─── SELECTED PASSAGE

BAILII is celebrating 24 years of free online access to the law! Would you consider making a contribution?

No donation is too small. If every visitor before 31 December gives just £1, it will have a significant impact on BAILII's ability to continue providing free access to the law.
Thank you very much for your support!



BAILII [Home] [Databases] [World Law] [Multidatabase Search] [Help] [Feedback]

United Kingdom Immigration and Asylum (AIT/IAC) Unreported Judgments


You are here: BAILII >> Databases >> United Kingdom Immigration and Asylum (AIT/IAC) Unreported Judgments >> HU037912017 [2018] UKAITUR HU037912017 (24 September 2018)
URL: http://www.bailii.org/uk/cases/UKAITUR/2018/HU037912017.html
Cite as: [2018] UKAITUR HU037912017, [2018] UKAITUR HU37912017

[New search] [Printable PDF version] [Help]


 

Upper Tribunal

(Immigration and Asylum Chamber) Appeal Number: HU/03791/2017

 

 

THE IMMIGRATION ACTS

 

 

Heard at Field House

Decision & Reasons Promulgated

On 10 September 2018

On 24 September 2018

 

 

 

 

Before

 

DEPUTY UPPER TRIBUNAL JUDGE CHAPMAN

 

Between

 

master A D A

(ANONYMITY DIRECTION made)

 

Appellant

and

 

THE SECRETARY OF STATE FOR THE HOME DEPARTMENT

 

Respondent

 

 

Representation :

 

For the Appellant: Mr Collins, counsel instructed by Kilic & Kilic solicitors

For the Respondent: Mr Whitwell, Home Office Presenting Officer

 

 

DECISION AND REASONS

 

1.              The Appellant is a national of Turkey born in the United Kingdom on 24 June 2009. On 22 December 2016 an application was submitted on his behalf that he should be allowed to remain in the UK on the basis that he was a qualifying child. In a decision dated 15 February 2017, the application was refused by the Home Office on the basis that it would be reasonable for him to leave the UK and return to Turkey with his parents and siblings as a family unit.

──────

=== EXERCISE BRIEF ===
Please list each distinct date in the tribunal decision that gives a day, month and year, naming each date only once.

─── RECORDED INFORMATION

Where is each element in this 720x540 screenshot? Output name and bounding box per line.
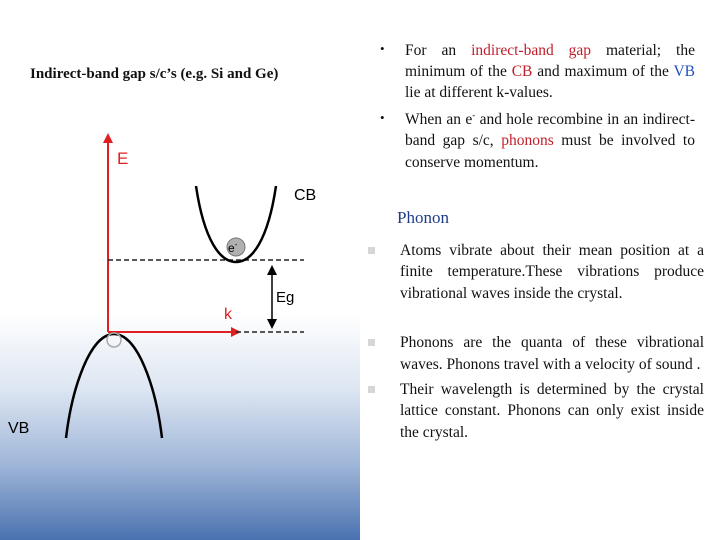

──────

=== WRITTEN ANSWER ===
24 September 2018
10 September 2018
24 June 2009
22 December 2016
15 February 2017